# YOUR INSTRUCTIONS
Below are records; work out how many of their lines hold the string "Steps" and give that number alone.

# EXTRACTED INFORMATION

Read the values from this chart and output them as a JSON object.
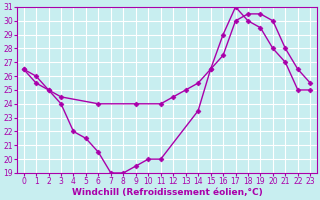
{
  "line1_x": [
    0,
    1,
    2,
    3,
    4,
    5,
    6,
    7,
    8,
    9,
    10,
    11,
    14,
    15,
    16,
    17,
    18,
    19,
    20,
    21,
    22,
    23
  ],
  "line1_y": [
    26.5,
    26.0,
    25.0,
    24.0,
    22.0,
    21.5,
    20.5,
    19.0,
    19.0,
    19.5,
    20.0,
    20.0,
    23.5,
    26.5,
    29.0,
    31.0,
    30.0,
    29.5,
    28.0,
    27.0,
    25.0,
    25.0
  ],
  "line2_x": [
    0,
    1,
    2,
    3,
    6,
    9,
    11,
    12,
    13,
    14,
    15,
    16,
    17,
    18,
    19,
    20,
    21,
    22,
    23
  ],
  "line2_y": [
    26.5,
    25.5,
    25.0,
    24.5,
    24.0,
    24.0,
    24.0,
    24.5,
    25.0,
    25.5,
    26.5,
    27.5,
    30.0,
    30.5,
    30.5,
    30.0,
    28.0,
    26.5,
    25.5
  ],
  "line_color": "#aa00aa",
  "marker": "D",
  "marker_size": 2.5,
  "bg_color": "#c8eef0",
  "grid_color": "#ffffff",
  "xlabel": "Windchill (Refroidissement éolien,°C)",
  "xlim": [
    -0.5,
    23.5
  ],
  "ylim": [
    19,
    31
  ],
  "xticks": [
    0,
    1,
    2,
    3,
    4,
    5,
    6,
    7,
    8,
    9,
    10,
    11,
    12,
    13,
    14,
    15,
    16,
    17,
    18,
    19,
    20,
    21,
    22,
    23
  ],
  "yticks": [
    19,
    20,
    21,
    22,
    23,
    24,
    25,
    26,
    27,
    28,
    29,
    30,
    31
  ],
  "xlabel_fontsize": 6.5,
  "tick_fontsize": 5.5,
  "line_width": 1.0
}
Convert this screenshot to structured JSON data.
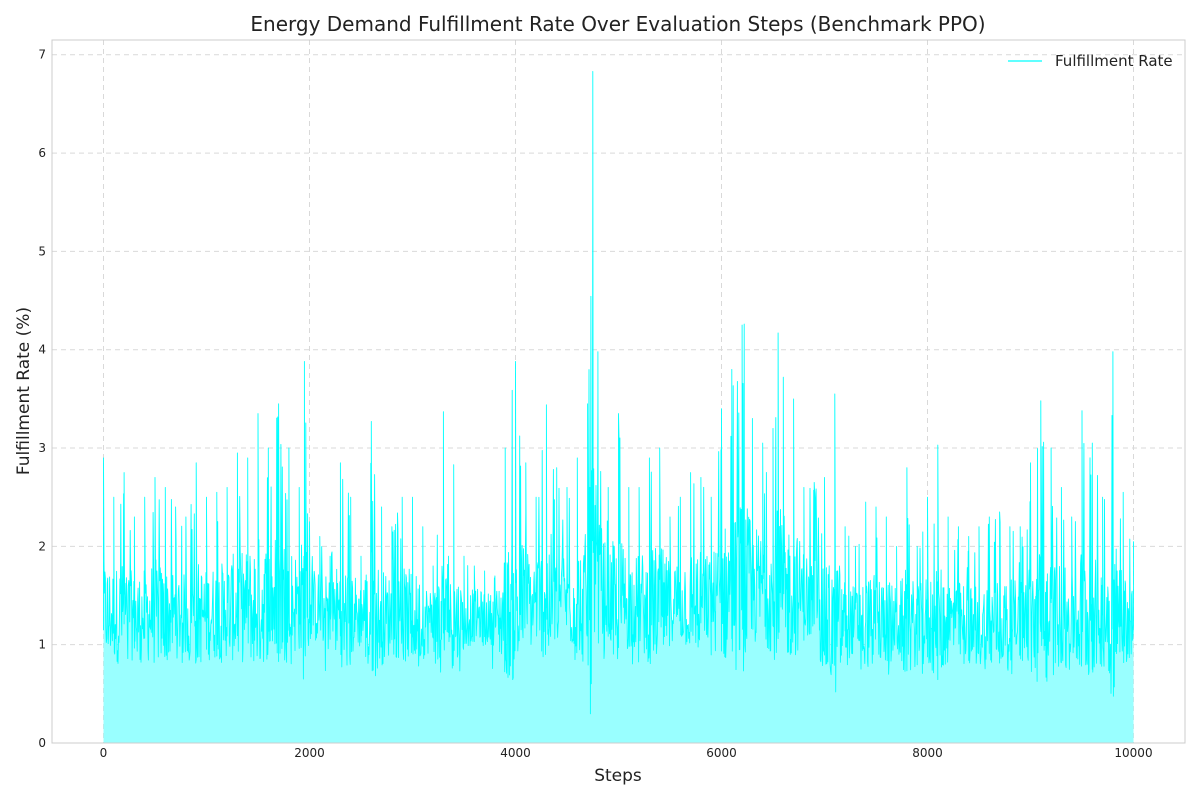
{
  "chart_data": {
    "type": "area",
    "title": "Energy Demand Fulfillment Rate Over Evaluation Steps (Benchmark PPO)",
    "xlabel": "Steps",
    "ylabel": "Fulfillment Rate (%)",
    "xlim": [
      -500,
      10500
    ],
    "ylim": [
      0,
      7.15
    ],
    "xticks": [
      0,
      2000,
      4000,
      6000,
      8000,
      10000
    ],
    "yticks": [
      0,
      1,
      2,
      3,
      4,
      5,
      6,
      7
    ],
    "grid": true,
    "legend": {
      "position": "top-right"
    },
    "series": [
      {
        "name": "Fulfillment Rate",
        "color": "#00ffff",
        "fill_color": "#99ffff",
        "x": [
          0,
          100,
          200,
          300,
          400,
          500,
          600,
          700,
          800,
          900,
          1000,
          1100,
          1200,
          1300,
          1400,
          1500,
          1600,
          1700,
          1800,
          1900,
          1950,
          2000,
          2100,
          2200,
          2300,
          2400,
          2500,
          2600,
          2700,
          2800,
          2900,
          3000,
          3100,
          3200,
          3300,
          3350,
          3400,
          3500,
          3600,
          3700,
          3800,
          3900,
          4000,
          4100,
          4200,
          4300,
          4400,
          4500,
          4600,
          4700,
          4750,
          4800,
          4900,
          5000,
          5100,
          5200,
          5300,
          5400,
          5500,
          5600,
          5700,
          5800,
          5900,
          6000,
          6100,
          6200,
          6220,
          6300,
          6400,
          6500,
          6550,
          6600,
          6700,
          6800,
          6900,
          7000,
          7100,
          7200,
          7300,
          7400,
          7500,
          7600,
          7700,
          7800,
          7900,
          8000,
          8100,
          8200,
          8300,
          8400,
          8500,
          8600,
          8700,
          8800,
          8900,
          9000,
          9100,
          9200,
          9300,
          9400,
          9500,
          9600,
          9700,
          9800,
          9900,
          10000
        ],
        "mean": [
          1.35,
          1.3,
          1.32,
          1.28,
          1.3,
          1.33,
          1.29,
          1.31,
          1.3,
          1.32,
          1.3,
          1.34,
          1.36,
          1.38,
          1.4,
          1.42,
          1.45,
          1.47,
          1.45,
          1.42,
          1.4,
          1.4,
          1.38,
          1.35,
          1.33,
          1.32,
          1.3,
          1.3,
          1.28,
          1.3,
          1.3,
          1.28,
          1.26,
          1.25,
          1.25,
          1.28,
          1.25,
          1.25,
          1.3,
          1.28,
          1.25,
          1.3,
          1.4,
          1.45,
          1.45,
          1.5,
          1.5,
          1.48,
          1.45,
          1.45,
          1.5,
          1.5,
          1.48,
          1.45,
          1.45,
          1.42,
          1.4,
          1.42,
          1.45,
          1.45,
          1.45,
          1.45,
          1.45,
          1.5,
          1.55,
          1.6,
          1.6,
          1.6,
          1.58,
          1.55,
          1.55,
          1.55,
          1.55,
          1.5,
          1.45,
          1.2,
          1.22,
          1.25,
          1.25,
          1.22,
          1.25,
          1.25,
          1.22,
          1.2,
          1.2,
          1.22,
          1.25,
          1.25,
          1.22,
          1.2,
          1.2,
          1.2,
          1.22,
          1.25,
          1.25,
          1.25,
          1.25,
          1.28,
          1.3,
          1.28,
          1.3,
          1.3,
          1.28,
          1.3,
          1.28,
          1.25
        ],
        "upper": [
          2.9,
          2.5,
          2.75,
          2.3,
          2.5,
          2.7,
          2.6,
          2.4,
          2.3,
          2.85,
          2.5,
          2.55,
          2.6,
          2.95,
          2.9,
          3.35,
          3.0,
          3.45,
          3.0,
          2.6,
          3.88,
          2.25,
          2.1,
          1.9,
          2.85,
          2.5,
          1.9,
          3.27,
          2.4,
          2.2,
          2.5,
          2.5,
          2.2,
          1.8,
          3.37,
          1.9,
          2.83,
          1.9,
          1.8,
          1.75,
          1.7,
          3.0,
          3.88,
          2.85,
          2.5,
          3.44,
          2.8,
          2.6,
          2.9,
          3.45,
          6.83,
          3.98,
          2.6,
          3.35,
          2.6,
          2.6,
          2.9,
          3.0,
          2.3,
          2.5,
          2.75,
          2.7,
          2.5,
          3.4,
          3.8,
          4.25,
          4.26,
          3.3,
          3.05,
          3.2,
          4.17,
          3.72,
          3.5,
          2.6,
          2.65,
          2.7,
          3.55,
          2.2,
          2.0,
          2.45,
          2.4,
          2.3,
          2.0,
          2.8,
          2.0,
          2.5,
          3.03,
          2.3,
          2.2,
          2.1,
          2.2,
          2.3,
          2.35,
          2.2,
          2.2,
          2.85,
          3.48,
          3.0,
          2.6,
          2.3,
          3.38,
          3.05,
          2.5,
          3.98,
          2.55,
          2.05
        ],
        "lower": [
          1.0,
          0.75,
          0.8,
          0.75,
          0.8,
          0.7,
          0.8,
          0.75,
          0.78,
          0.8,
          0.82,
          0.75,
          0.8,
          0.8,
          0.85,
          0.8,
          0.85,
          0.8,
          0.8,
          0.78,
          0.8,
          0.8,
          0.75,
          0.7,
          0.78,
          0.75,
          0.7,
          0.72,
          0.6,
          0.75,
          0.7,
          0.75,
          0.7,
          0.72,
          0.7,
          0.75,
          0.75,
          0.72,
          0.8,
          0.78,
          0.75,
          0.7,
          0.9,
          0.85,
          0.88,
          0.85,
          0.9,
          0.8,
          0.8,
          0.85,
          0.9,
          0.9,
          0.8,
          0.85,
          0.8,
          0.8,
          0.75,
          0.8,
          0.85,
          0.82,
          0.8,
          0.85,
          0.85,
          0.9,
          0.95,
          0.98,
          1.0,
          1.0,
          0.95,
          0.9,
          0.9,
          0.92,
          0.95,
          0.9,
          0.9,
          0.7,
          0.68,
          0.7,
          0.72,
          0.7,
          0.72,
          0.68,
          0.7,
          0.65,
          0.62,
          0.68,
          0.7,
          0.68,
          0.62,
          0.6,
          0.62,
          0.65,
          0.68,
          0.7,
          0.72,
          0.7,
          0.68,
          0.7,
          0.72,
          0.7,
          0.72,
          0.72,
          0.7,
          0.75,
          0.72,
          0.7
        ]
      }
    ]
  }
}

# REPLY
2